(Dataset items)
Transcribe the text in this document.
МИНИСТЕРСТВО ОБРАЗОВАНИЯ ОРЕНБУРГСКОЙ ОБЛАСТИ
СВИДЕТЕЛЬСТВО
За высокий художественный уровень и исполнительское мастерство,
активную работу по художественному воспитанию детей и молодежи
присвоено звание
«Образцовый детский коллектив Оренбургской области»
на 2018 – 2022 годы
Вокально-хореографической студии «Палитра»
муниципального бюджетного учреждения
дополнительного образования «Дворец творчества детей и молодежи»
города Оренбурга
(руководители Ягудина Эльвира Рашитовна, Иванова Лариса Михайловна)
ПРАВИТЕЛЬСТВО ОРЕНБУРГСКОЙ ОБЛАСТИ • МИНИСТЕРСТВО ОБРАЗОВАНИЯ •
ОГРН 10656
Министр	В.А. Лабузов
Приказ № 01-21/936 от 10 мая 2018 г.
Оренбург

> Task description:
The records above should be restated word for word, please.

> Task output:
Transcribe the text in this document.
МИНИСТЕРСТВО ОБРАЗОВАНИЯ ОРЕНБУРГСКОЙ ОБЛАСТИ
СВИДЕТЕЛЬСТВО
За высокий художественный уровень и исполнительское мастерство,
активную работу по художественному воспитанию детей и молодежи
присвоено звание
«Образцовый детский коллектив Оренбургской области»
на 2018 – 2022 годы
Вокально-хореографической студии «Палитра»
муниципального бюджетного учреждения
дополнительного образования «Дворец творчества детей и молодежи»
города Оренбурга
(руководители Ягудина Эльвира Рашитовна, Иванова Лариса Михайловна)
ПРАВИТЕЛЬСТВО ОРЕНБУРГСКОЙ ОБЛАСТИ • МИНИСТЕРСТВО ОБРАЗОВАНИЯ •
ОГРН 10656
Министр	В.А. Лабузов
Приказ № 01-21/936 от 10 мая 2018 г.
Оренбург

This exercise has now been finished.